### Description of the task
Will you give every entry again exactly as it stands?

== == ==

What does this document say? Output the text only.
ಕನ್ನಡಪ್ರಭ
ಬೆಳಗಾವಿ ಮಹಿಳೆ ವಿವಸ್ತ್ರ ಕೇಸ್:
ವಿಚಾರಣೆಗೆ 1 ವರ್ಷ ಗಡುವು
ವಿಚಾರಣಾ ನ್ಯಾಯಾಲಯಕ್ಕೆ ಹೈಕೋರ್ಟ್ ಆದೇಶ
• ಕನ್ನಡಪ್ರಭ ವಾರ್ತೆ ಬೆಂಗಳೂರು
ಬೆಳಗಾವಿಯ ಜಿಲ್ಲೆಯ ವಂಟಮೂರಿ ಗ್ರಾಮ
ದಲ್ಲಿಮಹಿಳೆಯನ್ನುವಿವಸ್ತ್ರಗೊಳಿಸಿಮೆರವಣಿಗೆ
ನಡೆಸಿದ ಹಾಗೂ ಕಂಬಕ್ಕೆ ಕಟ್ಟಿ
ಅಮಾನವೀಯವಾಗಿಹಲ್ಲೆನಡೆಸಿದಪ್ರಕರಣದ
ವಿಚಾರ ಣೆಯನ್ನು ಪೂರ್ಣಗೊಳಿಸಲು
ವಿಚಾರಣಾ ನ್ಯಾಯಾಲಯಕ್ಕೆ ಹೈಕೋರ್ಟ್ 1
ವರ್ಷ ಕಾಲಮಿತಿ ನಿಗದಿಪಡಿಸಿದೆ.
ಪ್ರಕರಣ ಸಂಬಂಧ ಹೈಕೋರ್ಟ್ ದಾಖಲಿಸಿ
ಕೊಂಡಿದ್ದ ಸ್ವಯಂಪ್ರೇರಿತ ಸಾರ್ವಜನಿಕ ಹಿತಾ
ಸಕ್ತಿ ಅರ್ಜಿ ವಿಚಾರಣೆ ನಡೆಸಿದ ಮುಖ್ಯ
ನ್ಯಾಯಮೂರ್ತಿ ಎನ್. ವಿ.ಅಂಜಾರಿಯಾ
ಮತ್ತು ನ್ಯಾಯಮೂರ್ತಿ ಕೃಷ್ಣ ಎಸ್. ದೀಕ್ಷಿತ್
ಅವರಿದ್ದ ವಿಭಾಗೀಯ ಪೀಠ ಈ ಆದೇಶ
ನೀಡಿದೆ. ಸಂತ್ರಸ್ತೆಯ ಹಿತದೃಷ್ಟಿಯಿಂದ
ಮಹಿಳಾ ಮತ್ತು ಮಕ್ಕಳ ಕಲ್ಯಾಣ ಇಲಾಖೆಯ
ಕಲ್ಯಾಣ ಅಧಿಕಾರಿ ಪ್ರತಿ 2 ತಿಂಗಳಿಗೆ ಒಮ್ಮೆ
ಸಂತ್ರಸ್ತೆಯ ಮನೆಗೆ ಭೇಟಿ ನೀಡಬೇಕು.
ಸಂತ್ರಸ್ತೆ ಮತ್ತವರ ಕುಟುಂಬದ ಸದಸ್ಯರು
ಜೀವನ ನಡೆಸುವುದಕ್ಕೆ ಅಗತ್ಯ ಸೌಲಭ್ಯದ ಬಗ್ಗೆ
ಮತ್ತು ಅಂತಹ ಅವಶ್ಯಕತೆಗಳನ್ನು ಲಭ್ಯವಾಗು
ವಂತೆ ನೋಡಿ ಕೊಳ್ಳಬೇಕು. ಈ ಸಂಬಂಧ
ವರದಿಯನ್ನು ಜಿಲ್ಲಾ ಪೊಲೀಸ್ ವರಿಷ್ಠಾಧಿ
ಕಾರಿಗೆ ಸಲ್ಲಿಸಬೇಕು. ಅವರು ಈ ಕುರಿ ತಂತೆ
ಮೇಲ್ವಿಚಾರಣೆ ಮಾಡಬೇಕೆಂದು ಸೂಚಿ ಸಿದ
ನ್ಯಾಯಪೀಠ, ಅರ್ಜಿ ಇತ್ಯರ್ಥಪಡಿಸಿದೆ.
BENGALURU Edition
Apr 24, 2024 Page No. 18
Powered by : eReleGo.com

== == ==

### Answer in full
What does this document say? Output the text only.
ಕನ್ನಡಪ್ರಭ
ಬೆಳಗಾವಿ ಮಹಿಳೆ ವಿವಸ್ತ್ರ ಕೇಸ್:
ವಿಚಾರಣೆಗೆ 1 ವರ್ಷ ಗಡುವು
ವಿಚಾರಣಾ ನ್ಯಾಯಾಲಯಕ್ಕೆ ಹೈಕೋರ್ಟ್ ಆದೇಶ
• ಕನ್ನಡಪ್ರಭ ವಾರ್ತೆ ಬೆಂಗಳೂರು
ಬೆಳಗಾವಿಯ ಜಿಲ್ಲೆಯ ವಂಟಮೂರಿ ಗ್ರಾಮ
ದಲ್ಲಿಮಹಿಳೆಯನ್ನುವಿವಸ್ತ್ರಗೊಳಿಸಿಮೆರವಣಿಗೆ
ನಡೆಸಿದ ಹಾಗೂ ಕಂಬಕ್ಕೆ ಕಟ್ಟಿ
ಅಮಾನವೀಯವಾಗಿಹಲ್ಲೆನಡೆಸಿದಪ್ರಕರಣದ
ವಿಚಾರ ಣೆಯನ್ನು ಪೂರ್ಣಗೊಳಿಸಲು
ವಿಚಾರಣಾ ನ್ಯಾಯಾಲಯಕ್ಕೆ ಹೈಕೋರ್ಟ್ 1
ವರ್ಷ ಕಾಲಮಿತಿ ನಿಗದಿಪಡಿಸಿದೆ.
ಪ್ರಕರಣ ಸಂಬಂಧ ಹೈಕೋರ್ಟ್ ದಾಖಲಿಸಿ
ಕೊಂಡಿದ್ದ ಸ್ವಯಂಪ್ರೇರಿತ ಸಾರ್ವಜನಿಕ ಹಿತಾ
ಸಕ್ತಿ ಅರ್ಜಿ ವಿಚಾರಣೆ ನಡೆಸಿದ ಮುಖ್ಯ
ನ್ಯಾಯಮೂರ್ತಿ ಎನ್. ವಿ.ಅಂಜಾರಿಯಾ
ಮತ್ತು ನ್ಯಾಯಮೂರ್ತಿ ಕೃಷ್ಣ ಎಸ್. ದೀಕ್ಷಿತ್
ಅವರಿದ್ದ ವಿಭಾಗೀಯ ಪೀಠ ಈ ಆದೇಶ
ನೀಡಿದೆ. ಸಂತ್ರಸ್ತೆಯ ಹಿತದೃಷ್ಟಿಯಿಂದ
ಮಹಿಳಾ ಮತ್ತು ಮಕ್ಕಳ ಕಲ್ಯಾಣ ಇಲಾಖೆಯ
ಕಲ್ಯಾಣ ಅಧಿಕಾರಿ ಪ್ರತಿ 2 ತಿಂಗಳಿಗೆ ಒಮ್ಮೆ
ಸಂತ್ರಸ್ತೆಯ ಮನೆಗೆ ಭೇಟಿ ನೀಡಬೇಕು.
ಸಂತ್ರಸ್ತೆ ಮತ್ತವರ ಕುಟುಂಬದ ಸದಸ್ಯರು
ಜೀವನ ನಡೆಸುವುದಕ್ಕೆ ಅಗತ್ಯ ಸೌಲಭ್ಯದ ಬಗ್ಗೆ
ಮತ್ತು ಅಂತಹ ಅವಶ್ಯಕತೆಗಳನ್ನು ಲಭ್ಯವಾಗು
ವಂತೆ ನೋಡಿ ಕೊಳ್ಳಬೇಕು. ಈ ಸಂಬಂಧ
ವರದಿಯನ್ನು ಜಿಲ್ಲಾ ಪೊಲೀಸ್ ವರಿಷ್ಠಾಧಿ
ಕಾರಿಗೆ ಸಲ್ಲಿಸಬೇಕು. ಅವರು ಈ ಕುರಿ ತಂತೆ
ಮೇಲ್ವಿಚಾರಣೆ ಮಾಡಬೇಕೆಂದು ಸೂಚಿ ಸಿದ
ನ್ಯಾಯಪೀಠ, ಅರ್ಜಿ ಇತ್ಯರ್ಥಪಡಿಸಿದೆ.
BENGALURU Edition
Apr 24, 2024 Page No. 18
Powered by : eReleGo.com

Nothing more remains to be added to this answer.